▶ _Reading text_
# # # # # # #
Skip to main content

Working XML: Wrestling with Java NIO

How to get sidetracked into buffers and channels

Benoit Marchal (bmarchal@pineapplesoft.com), Consultant, Pineapplesoft
Benoît Marchal is a consultant and writer based in Namur, Belgium. He has just released the second edition of XML by Example . More details on this topic are available at marchal.com. You can contact Benoît at bmarchal@pineapplesoft.com.

Summary:  This column takes the XI project to the next step. Here, Benoît reports his findings with the new Java technology APIs -- in particular, the regular expression engine and the New I/O (also known as NIO). Although the XI is not yet operational, you get a glimpse of what it will look like soon.

View more content in this series

Date:  01 Jun 2002
Level:  Intermediate
Activity:  1695 views
Comments:  

My last installment introduced XI, a new tool project for this column. The challenge is this: My company maintains the Web site of a working group with XML and XM, a publishing solution based on XML. (XM was the first project of the "Working XML" column. See Resources.)

One of the documents for that site is the list of participants. For reasons that are outside the scope of this column, the list is maintained as an address book with an e-mail program. The file format, which has been imposed on me, is not XML. So, how do I feed it to an XML publishing solution? I need to convert this list into XML.
# # # # # # #
▶ _Brief a_
Arrange the records as a Markdown table with the columns Row and Line, covering the part that opens with the first line of the records and closes with the line containing "text-line: solo sul". Include both end lines and leave out any blank lines.
The column above and the records that follow come from unrelated sources.
# # # # # # #
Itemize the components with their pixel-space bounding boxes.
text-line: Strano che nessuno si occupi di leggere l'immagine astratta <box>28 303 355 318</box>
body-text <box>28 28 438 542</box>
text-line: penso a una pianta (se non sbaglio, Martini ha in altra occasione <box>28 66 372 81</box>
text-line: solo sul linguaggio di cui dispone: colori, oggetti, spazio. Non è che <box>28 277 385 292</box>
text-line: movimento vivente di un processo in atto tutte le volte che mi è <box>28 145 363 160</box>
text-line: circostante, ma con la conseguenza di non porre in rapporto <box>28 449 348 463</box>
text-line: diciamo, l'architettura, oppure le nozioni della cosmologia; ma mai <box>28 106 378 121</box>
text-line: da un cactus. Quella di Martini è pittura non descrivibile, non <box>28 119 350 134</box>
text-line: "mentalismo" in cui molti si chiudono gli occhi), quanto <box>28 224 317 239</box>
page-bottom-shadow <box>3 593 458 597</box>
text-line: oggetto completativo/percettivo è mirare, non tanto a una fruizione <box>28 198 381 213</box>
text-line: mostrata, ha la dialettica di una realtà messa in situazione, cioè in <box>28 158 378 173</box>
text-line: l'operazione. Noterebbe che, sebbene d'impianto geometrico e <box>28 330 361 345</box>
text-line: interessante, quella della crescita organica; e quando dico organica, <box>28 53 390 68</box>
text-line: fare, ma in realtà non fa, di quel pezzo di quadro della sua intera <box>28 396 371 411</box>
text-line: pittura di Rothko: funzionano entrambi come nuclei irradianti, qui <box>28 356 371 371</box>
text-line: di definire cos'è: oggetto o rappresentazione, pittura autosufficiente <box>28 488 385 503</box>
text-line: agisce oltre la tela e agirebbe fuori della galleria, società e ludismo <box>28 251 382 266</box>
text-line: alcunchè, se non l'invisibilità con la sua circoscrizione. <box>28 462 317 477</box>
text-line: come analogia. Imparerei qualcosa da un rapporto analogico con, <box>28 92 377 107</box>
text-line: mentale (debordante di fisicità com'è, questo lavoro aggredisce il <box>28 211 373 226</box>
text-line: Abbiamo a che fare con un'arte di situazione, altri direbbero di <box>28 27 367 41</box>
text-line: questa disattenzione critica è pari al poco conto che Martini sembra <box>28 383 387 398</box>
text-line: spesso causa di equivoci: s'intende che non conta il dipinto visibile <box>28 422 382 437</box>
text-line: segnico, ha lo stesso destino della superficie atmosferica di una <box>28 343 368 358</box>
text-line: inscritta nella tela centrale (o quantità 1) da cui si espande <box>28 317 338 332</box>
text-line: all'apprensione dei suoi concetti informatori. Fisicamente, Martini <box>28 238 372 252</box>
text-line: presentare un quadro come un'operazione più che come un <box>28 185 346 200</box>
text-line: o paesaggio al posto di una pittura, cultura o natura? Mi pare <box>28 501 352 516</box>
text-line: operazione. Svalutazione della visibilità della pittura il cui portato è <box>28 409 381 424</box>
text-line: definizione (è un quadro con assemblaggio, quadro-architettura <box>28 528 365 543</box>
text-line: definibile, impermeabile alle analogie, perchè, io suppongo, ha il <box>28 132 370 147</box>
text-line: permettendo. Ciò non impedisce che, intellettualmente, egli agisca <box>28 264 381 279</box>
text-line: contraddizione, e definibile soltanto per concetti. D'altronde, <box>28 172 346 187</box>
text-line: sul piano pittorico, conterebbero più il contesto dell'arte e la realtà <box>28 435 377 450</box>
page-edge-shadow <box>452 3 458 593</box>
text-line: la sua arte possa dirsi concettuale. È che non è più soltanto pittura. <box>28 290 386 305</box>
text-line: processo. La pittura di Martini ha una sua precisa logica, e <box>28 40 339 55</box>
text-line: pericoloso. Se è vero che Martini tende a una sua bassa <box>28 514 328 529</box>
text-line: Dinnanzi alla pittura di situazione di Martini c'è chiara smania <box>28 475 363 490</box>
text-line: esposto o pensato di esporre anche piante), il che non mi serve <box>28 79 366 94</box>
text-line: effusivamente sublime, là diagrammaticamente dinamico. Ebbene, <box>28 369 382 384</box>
# # # # # # #
▶ _Brief b_
According to the column on Java NIO, where is Benoît Marchal based?

▶ _Right answer a_
| Row | Line |
|---|---|
| 1 | Itemize the components with their pixel-space bounding boxes. |
| 2 | text-line: Strano che nessuno si occupi di leggere l'immagine astratta <box>28 303 355 318</box> |
| 3 | body-text <box>28 28 438 542</box> |
| 4 | text-line: penso a una pianta (se non sbaglio, Martini ha in altra occasione <box>28 66 372 81</box> |
| 5 | text-line: solo sul linguaggio di cui dispone: colori, oggetti, spazio. Non è che <box>28 277 385 292</box> |

▶ _Right answer b_
Namur, Belgium.